[start of RECORDS FOR PROCESSING]
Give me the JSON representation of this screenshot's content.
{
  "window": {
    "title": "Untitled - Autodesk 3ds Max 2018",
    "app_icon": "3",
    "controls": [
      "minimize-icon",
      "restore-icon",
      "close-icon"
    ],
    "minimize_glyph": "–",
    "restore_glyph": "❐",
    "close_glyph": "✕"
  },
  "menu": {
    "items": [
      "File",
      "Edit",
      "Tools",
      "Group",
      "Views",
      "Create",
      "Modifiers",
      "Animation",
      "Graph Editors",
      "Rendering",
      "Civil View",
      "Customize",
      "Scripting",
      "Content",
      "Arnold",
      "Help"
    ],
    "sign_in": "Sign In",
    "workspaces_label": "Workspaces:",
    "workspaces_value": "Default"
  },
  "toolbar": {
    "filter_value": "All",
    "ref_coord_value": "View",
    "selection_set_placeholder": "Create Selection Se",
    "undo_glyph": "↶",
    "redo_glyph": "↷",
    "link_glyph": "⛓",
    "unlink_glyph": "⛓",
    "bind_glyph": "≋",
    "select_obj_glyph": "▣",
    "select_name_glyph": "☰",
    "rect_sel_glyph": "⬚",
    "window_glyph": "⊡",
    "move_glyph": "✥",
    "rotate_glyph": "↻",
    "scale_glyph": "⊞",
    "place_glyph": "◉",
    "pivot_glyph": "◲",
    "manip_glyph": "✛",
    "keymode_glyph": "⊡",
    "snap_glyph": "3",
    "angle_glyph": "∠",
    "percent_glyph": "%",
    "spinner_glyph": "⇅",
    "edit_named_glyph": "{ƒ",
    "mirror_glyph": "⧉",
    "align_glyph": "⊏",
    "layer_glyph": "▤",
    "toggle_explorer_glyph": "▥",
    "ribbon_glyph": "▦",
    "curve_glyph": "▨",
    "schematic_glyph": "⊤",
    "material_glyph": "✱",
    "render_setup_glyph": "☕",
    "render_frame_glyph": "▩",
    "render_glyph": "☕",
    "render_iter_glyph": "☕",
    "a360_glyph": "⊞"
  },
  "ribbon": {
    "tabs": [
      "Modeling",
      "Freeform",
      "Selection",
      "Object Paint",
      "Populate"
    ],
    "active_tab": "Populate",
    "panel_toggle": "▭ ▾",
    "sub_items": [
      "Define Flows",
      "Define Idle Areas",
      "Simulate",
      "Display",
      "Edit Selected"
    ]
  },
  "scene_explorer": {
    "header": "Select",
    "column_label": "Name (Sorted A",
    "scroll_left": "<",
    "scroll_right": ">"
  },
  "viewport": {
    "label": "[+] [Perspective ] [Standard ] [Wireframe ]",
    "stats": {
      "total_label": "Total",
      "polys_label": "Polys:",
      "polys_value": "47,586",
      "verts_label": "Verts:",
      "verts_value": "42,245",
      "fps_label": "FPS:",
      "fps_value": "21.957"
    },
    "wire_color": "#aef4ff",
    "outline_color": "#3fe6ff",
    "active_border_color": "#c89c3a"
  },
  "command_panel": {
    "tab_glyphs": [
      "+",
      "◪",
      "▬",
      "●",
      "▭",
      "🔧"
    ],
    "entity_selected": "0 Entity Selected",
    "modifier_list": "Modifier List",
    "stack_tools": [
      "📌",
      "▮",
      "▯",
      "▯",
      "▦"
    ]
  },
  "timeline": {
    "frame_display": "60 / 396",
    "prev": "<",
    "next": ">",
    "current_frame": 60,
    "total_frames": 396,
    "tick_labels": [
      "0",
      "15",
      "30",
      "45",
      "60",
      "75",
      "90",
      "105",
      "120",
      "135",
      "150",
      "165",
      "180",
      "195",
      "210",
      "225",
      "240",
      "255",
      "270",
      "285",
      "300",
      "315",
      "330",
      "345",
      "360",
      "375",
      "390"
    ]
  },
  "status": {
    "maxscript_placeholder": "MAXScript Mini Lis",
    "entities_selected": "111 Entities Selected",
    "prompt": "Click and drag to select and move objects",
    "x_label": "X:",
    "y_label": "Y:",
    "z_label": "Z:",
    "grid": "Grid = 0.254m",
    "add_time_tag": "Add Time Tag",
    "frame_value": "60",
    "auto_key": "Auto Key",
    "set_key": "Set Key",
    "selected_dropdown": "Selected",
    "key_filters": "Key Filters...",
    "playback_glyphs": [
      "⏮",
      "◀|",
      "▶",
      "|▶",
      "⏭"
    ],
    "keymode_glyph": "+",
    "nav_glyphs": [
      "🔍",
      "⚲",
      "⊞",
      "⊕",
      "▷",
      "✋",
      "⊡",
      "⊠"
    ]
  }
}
[end of RECORDS FOR PROCESSING]
WRITTEN REQUEST » Repeat the material above in full, keeping every word.

EXPECTED ANSWER »
Give me the JSON representation of this screenshot's content.
{
  "window": {
    "title": "Untitled - Autodesk 3ds Max 2018",
    "app_icon": "3",
    "controls": [
      "minimize-icon",
      "restore-icon",
      "close-icon"
    ],
    "minimize_glyph": "–",
    "restore_glyph": "❐",
    "close_glyph": "✕"
  },
  "menu": {
    "items": [
      "File",
      "Edit",
      "Tools",
      "Group",
      "Views",
      "Create",
      "Modifiers",
      "Animation",
      "Graph Editors",
      "Rendering",
      "Civil View",
      "Customize",
      "Scripting",
      "Content",
      "Arnold",
      "Help"
    ],
    "sign_in": "Sign In",
    "workspaces_label": "Workspaces:",
    "workspaces_value": "Default"
  },
  "toolbar": {
    "filter_value": "All",
    "ref_coord_value": "View",
    "selection_set_placeholder": "Create Selection Se",
    "undo_glyph": "↶",
    "redo_glyph": "↷",
    "link_glyph": "⛓",
    "unlink_glyph": "⛓",
    "bind_glyph": "≋",
    "select_obj_glyph": "▣",
    "select_name_glyph": "☰",
    "rect_sel_glyph": "⬚",
    "window_glyph": "⊡",
    "move_glyph": "✥",
    "rotate_glyph": "↻",
    "scale_glyph": "⊞",
    "place_glyph": "◉",
    "pivot_glyph": "◲",
    "manip_glyph": "✛",
    "keymode_glyph": "⊡",
    "snap_glyph": "3",
    "angle_glyph": "∠",
    "percent_glyph": "%",
    "spinner_glyph": "⇅",
    "edit_named_glyph": "{ƒ",
    "mirror_glyph": "⧉",
    "align_glyph": "⊏",
    "layer_glyph": "▤",
    "toggle_explorer_glyph": "▥",
    "ribbon_glyph": "▦",
    "curve_glyph": "▨",
    "schematic_glyph": "⊤",
    "material_glyph": "✱",
    "render_setup_glyph": "☕",
    "render_frame_glyph": "▩",
    "render_glyph": "☕",
    "render_iter_glyph": "☕",
    "a360_glyph": "⊞"
  },
  "ribbon": {
    "tabs": [
      "Modeling",
      "Freeform",
      "Selection",
      "Object Paint",
      "Populate"
    ],
    "active_tab": "Populate",
    "panel_toggle": "▭ ▾",
    "sub_items": [
      "Define Flows",
      "Define Idle Areas",
      "Simulate",
      "Display",
      "Edit Selected"
    ]
  },
  "scene_explorer": {
    "header": "Select",
    "column_label": "Name (Sorted A",
    "scroll_left": "<",
    "scroll_right": ">"
  },
  "viewport": {
    "label": "[+] [Perspective ] [Standard ] [Wireframe ]",
    "stats": {
      "total_label": "Total",
      "polys_label": "Polys:",
      "polys_value": "47,586",
      "verts_label": "Verts:",
      "verts_value": "42,245",
      "fps_label": "FPS:",
      "fps_value": "21.957"
    },
    "wire_color": "#aef4ff",
    "outline_color": "#3fe6ff",
    "active_border_color": "#c89c3a"
  },
  "command_panel": {
    "tab_glyphs": [
      "+",
      "◪",
      "▬",
      "●",
      "▭",
      "🔧"
    ],
    "entity_selected": "0 Entity Selected",
    "modifier_list": "Modifier List",
    "stack_tools": [
      "📌",
      "▮",
      "▯",
      "▯",
      "▦"
    ]
  },
  "timeline": {
    "frame_display": "60 / 396",
    "prev": "<",
    "next": ">",
    "current_frame": 60,
    "total_frames": 396,
    "tick_labels": [
      "0",
      "15",
      "30",
      "45",
      "60",
      "75",
      "90",
      "105",
      "120",
      "135",
      "150",
      "165",
      "180",
      "195",
      "210",
      "225",
      "240",
      "255",
      "270",
      "285",
      "300",
      "315",
      "330",
      "345",
      "360",
      "375",
      "390"
    ]
  },
  "status": {
    "maxscript_placeholder": "MAXScript Mini Lis",
    "entities_selected": "111 Entities Selected",
    "prompt": "Click and drag to select and move objects",
    "x_label": "X:",
    "y_label": "Y:",
    "z_label": "Z:",
    "grid": "Grid = 0.254m",
    "add_time_tag": "Add Time Tag",
    "frame_value": "60",
    "auto_key": "Auto Key",
    "set_key": "Set Key",
    "selected_dropdown": "Selected",
    "key_filters": "Key Filters...",
    "playback_glyphs": [
      "⏮",
      "◀|",
      "▶",
      "|▶",
      "⏭"
    ],
    "keymode_glyph": "+",
    "nav_glyphs": [
      "🔍",
      "⚲",
      "⊞",
      "⊕",
      "▷",
      "✋",
      "⊡",
      "⊠"
    ]
  }
}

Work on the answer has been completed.